YOUR INSTRUCTIONS:
Can you output the material exactly as written, minus any pictures it holds?

####

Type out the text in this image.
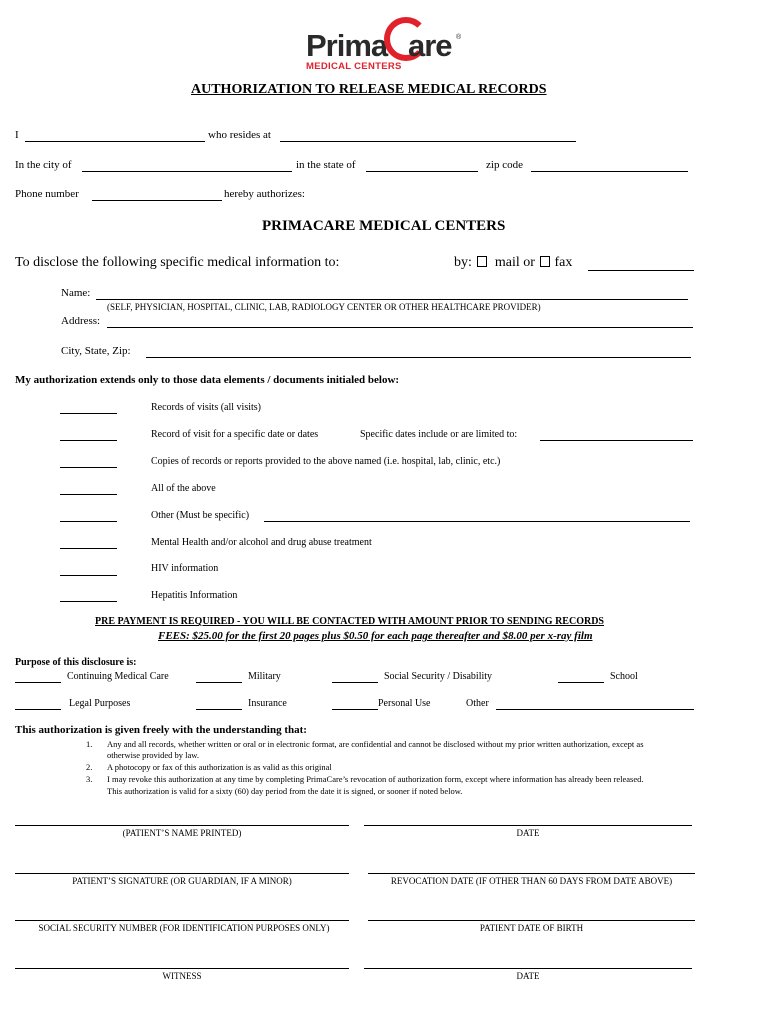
Prima are ®
MEDICAL CENTERS
AUTHORIZATION TO RELEASE MEDICAL RECORDS
I	who resides at
In the city of	in the state of	zip code
Phone number	hereby authorizes:
PRIMACARE MEDICAL CENTERS
To disclose the following specific medical information to:	by: mail or fax
Name:
(SELF, PHYSICIAN, HOSPITAL, CLINIC, LAB, RADIOLOGY CENTER OR OTHER HEALTHCARE PROVIDER)
Address:
City, State, Zip:
My authorization extends only to those data elements / documents initialed below:
Records of visits (all visits)
Record of visit for a specific date or dates	Specific dates include or are limited to:
Copies of records or reports provided to the above named (i.e. hospital, lab, clinic, etc.)
All of the above
Other (Must be specific)
Mental Health and/or alcohol and drug abuse treatment
HIV information
Hepatitis Information
PRE PAYMENT IS REQUIRED - YOU WILL BE CONTACTED WITH AMOUNT PRIOR TO SENDING RECORDS
FEES: $25.00 for the first 20 pages plus $0.50 for each page thereafter and $8.00 per x-ray film
Purpose of this disclosure is:
Continuing Medical Care	Military	Social Security / Disability	School
Legal Purposes	Insurance	Personal Use	Other
This authorization is given freely with the understanding that:
1. Any and all records, whether written or oral or in electronic format, are confidential and cannot be disclosed without my prior written authorization, except as
otherwise provided by law.
2. A photocopy or fax of this authorization is as valid as this original
3. I may revoke this authorization at any time by completing PrimaCare’s revocation of authorization form, except where information has already been released.
This authorization is valid for a sixty (60) day period from the date it is signed, or sooner if noted below.
(PATIENT’S NAME PRINTED)	DATE
PATIENT’S SIGNATURE (OR GUARDIAN, IF A MINOR)	REVOCATION DATE (IF OTHER THAN 60 DAYS FROM DATE ABOVE)
SOCIAL SECURITY NUMBER (FOR IDENTIFICATION PURPOSES ONLY)	PATIENT DATE OF BIRTH
WITNESS	DATE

####

RESULT BELOW:
Type out the text in this image.
Prima are ®
MEDICAL CENTERS
AUTHORIZATION TO RELEASE MEDICAL RECORDS
I	who resides at
In the city of	in the state of	zip code
Phone number	hereby authorizes:
PRIMACARE MEDICAL CENTERS
To disclose the following specific medical information to:	by: mail or fax
Name:
(SELF, PHYSICIAN, HOSPITAL, CLINIC, LAB, RADIOLOGY CENTER OR OTHER HEALTHCARE PROVIDER)
Address:
City, State, Zip:
My authorization extends only to those data elements / documents initialed below:
Records of visits (all visits)
Record of visit for a specific date or dates	Specific dates include or are limited to:
Copies of records or reports provided to the above named (i.e. hospital, lab, clinic, etc.)
All of the above
Other (Must be specific)
Mental Health and/or alcohol and drug abuse treatment
HIV information
Hepatitis Information
PRE PAYMENT IS REQUIRED - YOU WILL BE CONTACTED WITH AMOUNT PRIOR TO SENDING RECORDS
FEES: $25.00 for the first 20 pages plus $0.50 for each page thereafter and $8.00 per x-ray film
Purpose of this disclosure is:
Continuing Medical Care	Military	Social Security / Disability	School
Legal Purposes	Insurance	Personal Use	Other
This authorization is given freely with the understanding that:
1. Any and all records, whether written or oral or in electronic format, are confidential and cannot be disclosed without my prior written authorization, except as
otherwise provided by law.
2. A photocopy or fax of this authorization is as valid as this original
3. I may revoke this authorization at any time by completing PrimaCare’s revocation of authorization form, except where information has already been released.
This authorization is valid for a sixty (60) day period from the date it is signed, or sooner if noted below.
(PATIENT’S NAME PRINTED)	DATE
PATIENT’S SIGNATURE (OR GUARDIAN, IF A MINOR)	REVOCATION DATE (IF OTHER THAN 60 DAYS FROM DATE ABOVE)
SOCIAL SECURITY NUMBER (FOR IDENTIFICATION PURPOSES ONLY)	PATIENT DATE OF BIRTH
WITNESS	DATE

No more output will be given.